What you have to do: Copy out every record below with complete accuracy.

>> START Given records

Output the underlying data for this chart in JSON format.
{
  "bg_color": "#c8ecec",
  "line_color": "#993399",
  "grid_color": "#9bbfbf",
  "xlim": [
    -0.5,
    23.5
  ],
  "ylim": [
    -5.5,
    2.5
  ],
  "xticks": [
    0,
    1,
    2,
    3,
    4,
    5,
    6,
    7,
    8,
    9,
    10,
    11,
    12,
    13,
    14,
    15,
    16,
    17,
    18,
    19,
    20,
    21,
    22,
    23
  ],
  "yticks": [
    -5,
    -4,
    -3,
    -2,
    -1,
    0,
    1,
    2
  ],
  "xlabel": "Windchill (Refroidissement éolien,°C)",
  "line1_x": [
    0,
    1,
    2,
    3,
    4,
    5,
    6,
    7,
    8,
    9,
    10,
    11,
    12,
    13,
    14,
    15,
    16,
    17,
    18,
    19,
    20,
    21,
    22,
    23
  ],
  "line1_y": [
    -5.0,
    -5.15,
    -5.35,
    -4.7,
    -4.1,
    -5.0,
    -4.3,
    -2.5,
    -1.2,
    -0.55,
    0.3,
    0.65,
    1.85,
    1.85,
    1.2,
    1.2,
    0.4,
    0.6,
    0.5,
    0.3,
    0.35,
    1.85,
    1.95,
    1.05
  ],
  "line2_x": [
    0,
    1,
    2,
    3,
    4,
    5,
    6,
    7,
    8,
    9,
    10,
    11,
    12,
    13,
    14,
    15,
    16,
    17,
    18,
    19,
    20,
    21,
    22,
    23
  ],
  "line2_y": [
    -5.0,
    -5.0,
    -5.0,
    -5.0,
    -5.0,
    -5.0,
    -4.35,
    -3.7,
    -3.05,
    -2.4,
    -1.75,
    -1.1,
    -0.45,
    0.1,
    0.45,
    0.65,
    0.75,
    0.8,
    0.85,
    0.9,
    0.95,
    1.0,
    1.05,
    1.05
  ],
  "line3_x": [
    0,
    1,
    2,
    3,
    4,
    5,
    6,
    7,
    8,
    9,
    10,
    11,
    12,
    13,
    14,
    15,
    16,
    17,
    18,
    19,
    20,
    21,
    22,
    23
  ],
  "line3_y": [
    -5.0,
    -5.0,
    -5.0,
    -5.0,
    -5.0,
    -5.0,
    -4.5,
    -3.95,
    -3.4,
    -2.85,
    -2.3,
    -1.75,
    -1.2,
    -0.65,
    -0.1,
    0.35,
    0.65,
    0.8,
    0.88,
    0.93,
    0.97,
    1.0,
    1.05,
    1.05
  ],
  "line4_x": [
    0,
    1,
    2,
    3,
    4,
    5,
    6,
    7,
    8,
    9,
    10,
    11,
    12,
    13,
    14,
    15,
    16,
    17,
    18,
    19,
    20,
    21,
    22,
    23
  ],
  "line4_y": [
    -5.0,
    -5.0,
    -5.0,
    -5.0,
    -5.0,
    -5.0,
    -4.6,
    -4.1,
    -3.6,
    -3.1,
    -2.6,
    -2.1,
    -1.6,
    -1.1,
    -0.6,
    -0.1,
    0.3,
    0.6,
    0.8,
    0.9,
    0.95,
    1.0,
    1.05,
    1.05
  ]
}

>> END Given records

Complete answer:
Output the underlying data for this chart in JSON format.
{
  "bg_color": "#c8ecec",
  "line_color": "#993399",
  "grid_color": "#9bbfbf",
  "xlim": [
    -0.5,
    23.5
  ],
  "ylim": [
    -5.5,
    2.5
  ],
  "xticks": [
    0,
    1,
    2,
    3,
    4,
    5,
    6,
    7,
    8,
    9,
    10,
    11,
    12,
    13,
    14,
    15,
    16,
    17,
    18,
    19,
    20,
    21,
    22,
    23
  ],
  "yticks": [
    -5,
    -4,
    -3,
    -2,
    -1,
    0,
    1,
    2
  ],
  "xlabel": "Windchill (Refroidissement éolien,°C)",
  "line1_x": [
    0,
    1,
    2,
    3,
    4,
    5,
    6,
    7,
    8,
    9,
    10,
    11,
    12,
    13,
    14,
    15,
    16,
    17,
    18,
    19,
    20,
    21,
    22,
    23
  ],
  "line1_y": [
    -5.0,
    -5.15,
    -5.35,
    -4.7,
    -4.1,
    -5.0,
    -4.3,
    -2.5,
    -1.2,
    -0.55,
    0.3,
    0.65,
    1.85,
    1.85,
    1.2,
    1.2,
    0.4,
    0.6,
    0.5,
    0.3,
    0.35,
    1.85,
    1.95,
    1.05
  ],
  "line2_x": [
    0,
    1,
    2,
    3,
    4,
    5,
    6,
    7,
    8,
    9,
    10,
    11,
    12,
    13,
    14,
    15,
    16,
    17,
    18,
    19,
    20,
    21,
    22,
    23
  ],
  "line2_y": [
    -5.0,
    -5.0,
    -5.0,
    -5.0,
    -5.0,
    -5.0,
    -4.35,
    -3.7,
    -3.05,
    -2.4,
    -1.75,
    -1.1,
    -0.45,
    0.1,
    0.45,
    0.65,
    0.75,
    0.8,
    0.85,
    0.9,
    0.95,
    1.0,
    1.05,
    1.05
  ],
  "line3_x": [
    0,
    1,
    2,
    3,
    4,
    5,
    6,
    7,
    8,
    9,
    10,
    11,
    12,
    13,
    14,
    15,
    16,
    17,
    18,
    19,
    20,
    21,
    22,
    23
  ],
  "line3_y": [
    -5.0,
    -5.0,
    -5.0,
    -5.0,
    -5.0,
    -5.0,
    -4.5,
    -3.95,
    -3.4,
    -2.85,
    -2.3,
    -1.75,
    -1.2,
    -0.65,
    -0.1,
    0.35,
    0.65,
    0.8,
    0.88,
    0.93,
    0.97,
    1.0,
    1.05,
    1.05
  ],
  "line4_x": [
    0,
    1,
    2,
    3,
    4,
    5,
    6,
    7,
    8,
    9,
    10,
    11,
    12,
    13,
    14,
    15,
    16,
    17,
    18,
    19,
    20,
    21,
    22,
    23
  ],
  "line4_y": [
    -5.0,
    -5.0,
    -5.0,
    -5.0,
    -5.0,
    -5.0,
    -4.6,
    -4.1,
    -3.6,
    -3.1,
    -2.6,
    -2.1,
    -1.6,
    -1.1,
    -0.6,
    -0.1,
    0.3,
    0.6,
    0.8,
    0.9,
    0.95,
    1.0,
    1.05,
    1.05
  ]
}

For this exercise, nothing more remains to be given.